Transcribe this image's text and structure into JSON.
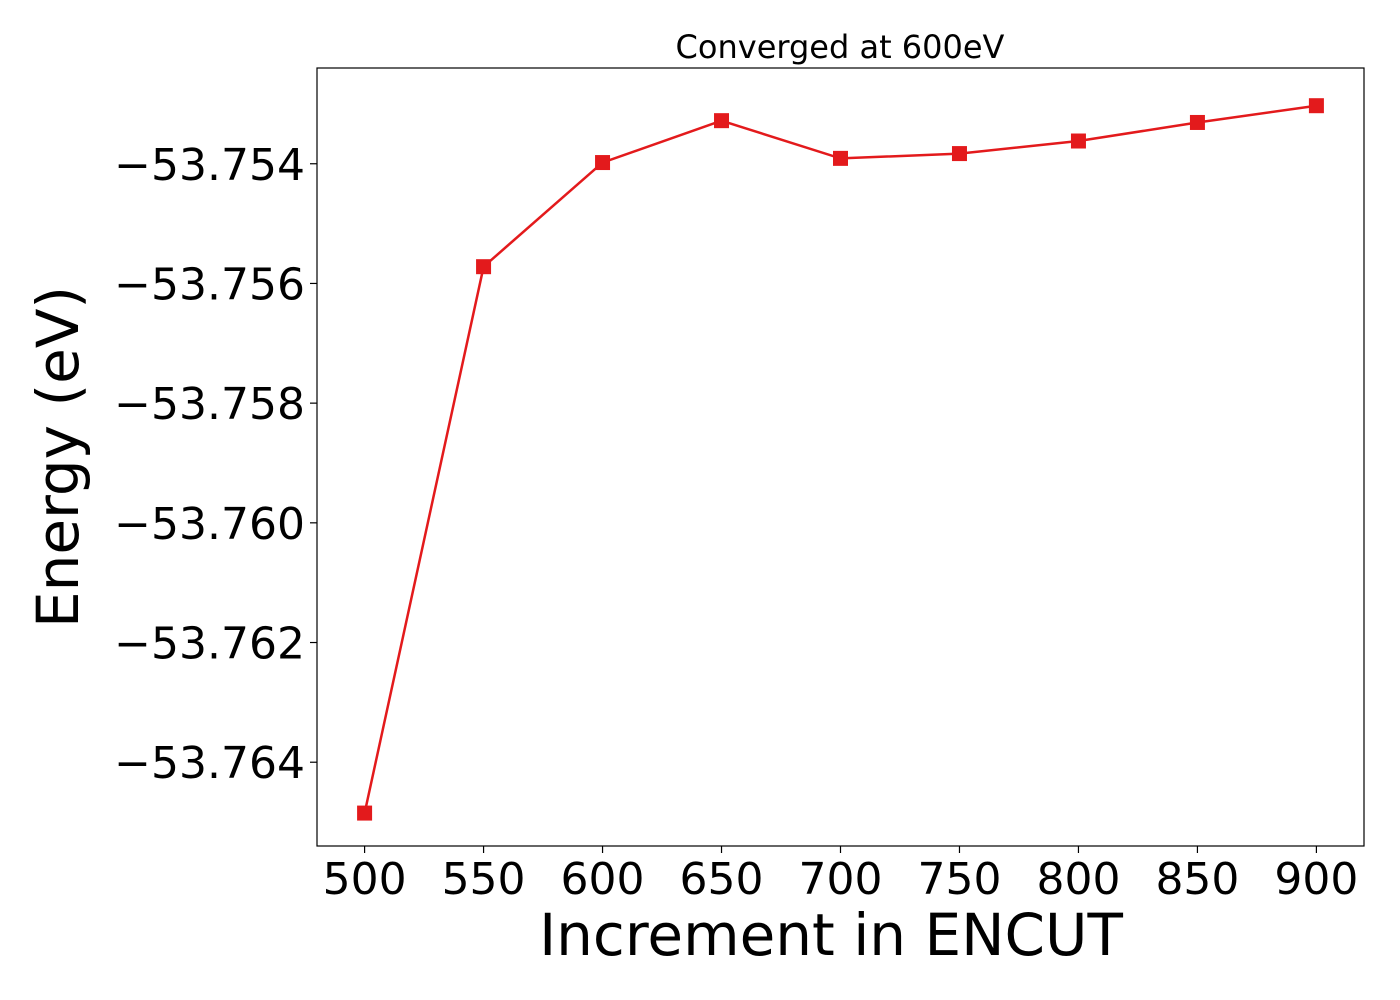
{
  "chart_data": {
    "type": "line",
    "title": "Converged at 600eV",
    "xlabel": "Increment in ENCUT",
    "ylabel": "Energy (eV)",
    "x": [
      500,
      550,
      600,
      650,
      700,
      750,
      800,
      850,
      900
    ],
    "x_ticks": [
      500,
      550,
      600,
      650,
      700,
      750,
      800,
      850,
      900
    ],
    "y_ticks": [
      -53.754,
      -53.756,
      -53.758,
      -53.76,
      -53.762,
      -53.764
    ],
    "y_tick_labels": [
      "−53.754",
      "−53.756",
      "−53.758",
      "−53.760",
      "−53.762",
      "−53.764"
    ],
    "xlim": [
      480,
      920
    ],
    "ylim": [
      -53.7654,
      -53.7524
    ],
    "grid": false,
    "series": [
      {
        "color": "#e31a1c",
        "marker": "square",
        "values": [
          -53.76485,
          -53.75572,
          -53.75398,
          -53.75328,
          -53.75391,
          -53.75383,
          -53.75362,
          -53.75331,
          -53.75303
        ]
      }
    ]
  }
}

» **GIVEN INSTRUCTION**:
All of the lines above should be retyped precisely, apart from the pictures.

» **EXERCISE OUTPUT**:
Transcribe this image's text and structure into JSON.
{
  "chart_data": {
    "type": "line",
    "title": "Converged at 600eV",
    "xlabel": "Increment in ENCUT",
    "ylabel": "Energy (eV)",
    "x": [
      500,
      550,
      600,
      650,
      700,
      750,
      800,
      850,
      900
    ],
    "x_ticks": [
      500,
      550,
      600,
      650,
      700,
      750,
      800,
      850,
      900
    ],
    "y_ticks": [
      -53.754,
      -53.756,
      -53.758,
      -53.76,
      -53.762,
      -53.764
    ],
    "y_tick_labels": [
      "−53.754",
      "−53.756",
      "−53.758",
      "−53.760",
      "−53.762",
      "−53.764"
    ],
    "xlim": [
      480,
      920
    ],
    "ylim": [
      -53.7654,
      -53.7524
    ],
    "grid": false,
    "series": [
      {
        "color": "#e31a1c",
        "marker": "square",
        "values": [
          -53.76485,
          -53.75572,
          -53.75398,
          -53.75328,
          -53.75391,
          -53.75383,
          -53.75362,
          -53.75331,
          -53.75303
        ]
      }
    ]
  }
}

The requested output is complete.